** Begin Exercise material **

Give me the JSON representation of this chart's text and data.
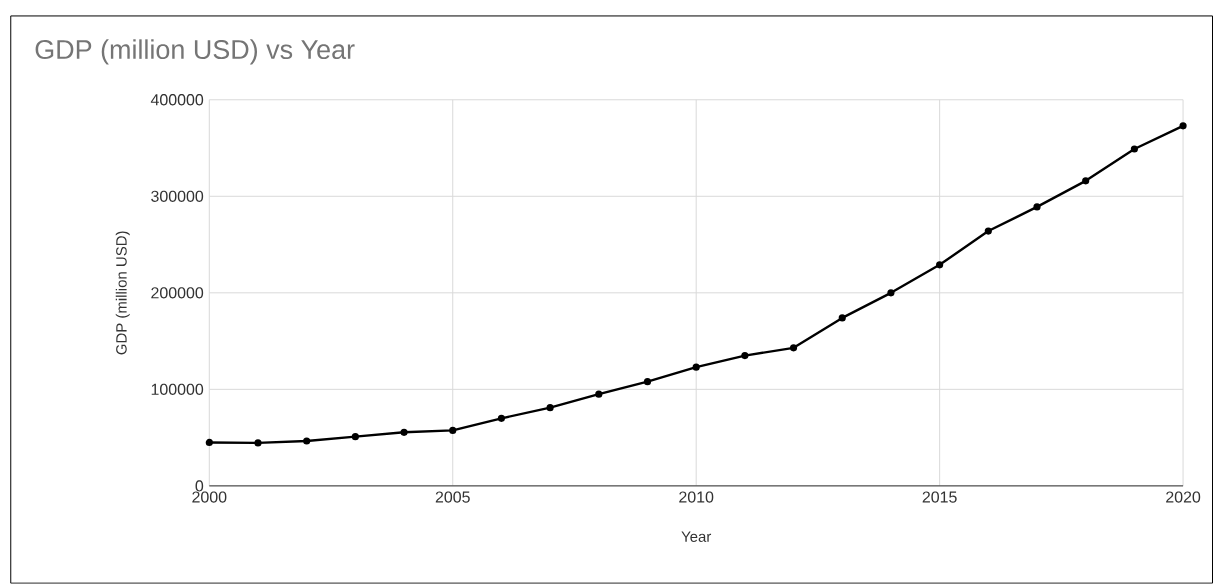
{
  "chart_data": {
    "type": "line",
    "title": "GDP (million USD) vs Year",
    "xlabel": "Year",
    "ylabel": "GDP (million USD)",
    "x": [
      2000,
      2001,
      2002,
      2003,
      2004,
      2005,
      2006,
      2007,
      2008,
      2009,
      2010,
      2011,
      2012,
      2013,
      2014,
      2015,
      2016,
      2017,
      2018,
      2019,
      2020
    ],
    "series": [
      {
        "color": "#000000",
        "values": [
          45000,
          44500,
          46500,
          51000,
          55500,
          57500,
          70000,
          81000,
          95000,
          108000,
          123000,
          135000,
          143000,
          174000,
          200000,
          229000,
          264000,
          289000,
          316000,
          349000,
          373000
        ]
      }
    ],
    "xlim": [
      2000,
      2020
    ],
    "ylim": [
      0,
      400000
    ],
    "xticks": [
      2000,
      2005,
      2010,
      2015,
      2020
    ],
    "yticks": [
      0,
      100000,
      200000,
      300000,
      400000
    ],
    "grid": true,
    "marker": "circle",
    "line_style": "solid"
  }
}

** End Exercise material **
** Begin Exercise material **

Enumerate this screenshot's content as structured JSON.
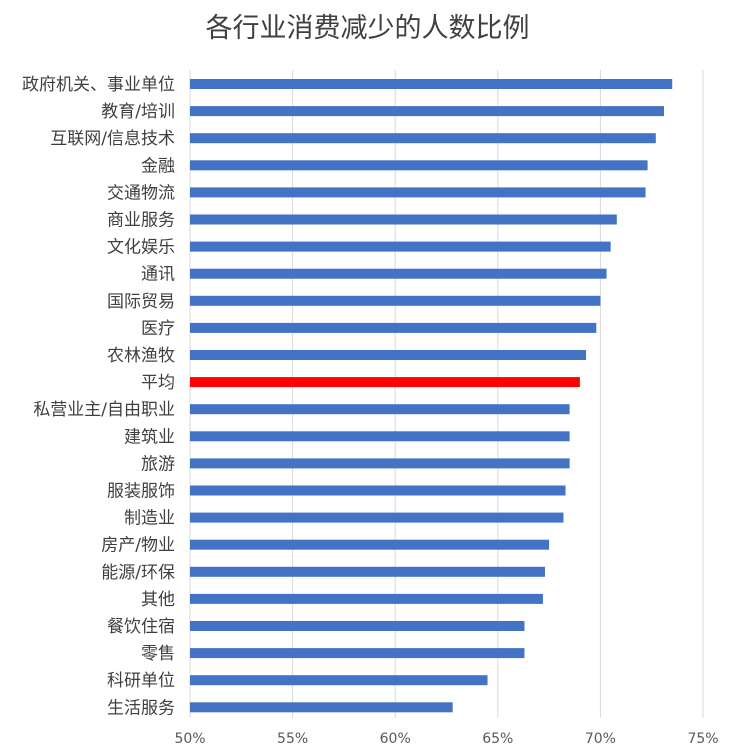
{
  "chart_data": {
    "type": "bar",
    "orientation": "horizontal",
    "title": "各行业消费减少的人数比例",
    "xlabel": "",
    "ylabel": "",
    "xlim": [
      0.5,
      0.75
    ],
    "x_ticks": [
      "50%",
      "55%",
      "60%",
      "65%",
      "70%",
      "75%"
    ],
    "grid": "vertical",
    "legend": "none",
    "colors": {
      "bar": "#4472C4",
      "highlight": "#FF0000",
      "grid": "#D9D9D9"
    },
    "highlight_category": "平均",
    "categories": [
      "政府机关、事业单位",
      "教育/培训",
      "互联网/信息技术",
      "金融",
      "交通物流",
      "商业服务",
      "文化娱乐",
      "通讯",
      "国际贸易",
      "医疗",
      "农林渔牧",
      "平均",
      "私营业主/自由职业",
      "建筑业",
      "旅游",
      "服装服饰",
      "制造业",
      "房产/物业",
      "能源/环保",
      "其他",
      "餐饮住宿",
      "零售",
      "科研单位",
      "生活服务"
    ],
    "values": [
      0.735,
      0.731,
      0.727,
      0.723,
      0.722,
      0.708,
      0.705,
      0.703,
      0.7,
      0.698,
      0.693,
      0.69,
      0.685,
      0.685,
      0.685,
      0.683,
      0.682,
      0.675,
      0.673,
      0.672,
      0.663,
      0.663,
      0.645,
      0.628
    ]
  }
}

** End Exercise material **
** Begin Exercise material **

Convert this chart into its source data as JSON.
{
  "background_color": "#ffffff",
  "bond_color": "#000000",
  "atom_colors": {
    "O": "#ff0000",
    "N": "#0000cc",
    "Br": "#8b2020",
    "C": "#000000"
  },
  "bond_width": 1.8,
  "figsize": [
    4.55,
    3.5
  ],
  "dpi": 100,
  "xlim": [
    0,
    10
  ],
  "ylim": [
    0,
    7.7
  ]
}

** End Exercise material **

## Given problem
Each line with the string "million" in it needs to be found and copied.

## Full solution
    "title": "GDP (million USD) vs Year",
    "ylabel": "GDP (million USD)",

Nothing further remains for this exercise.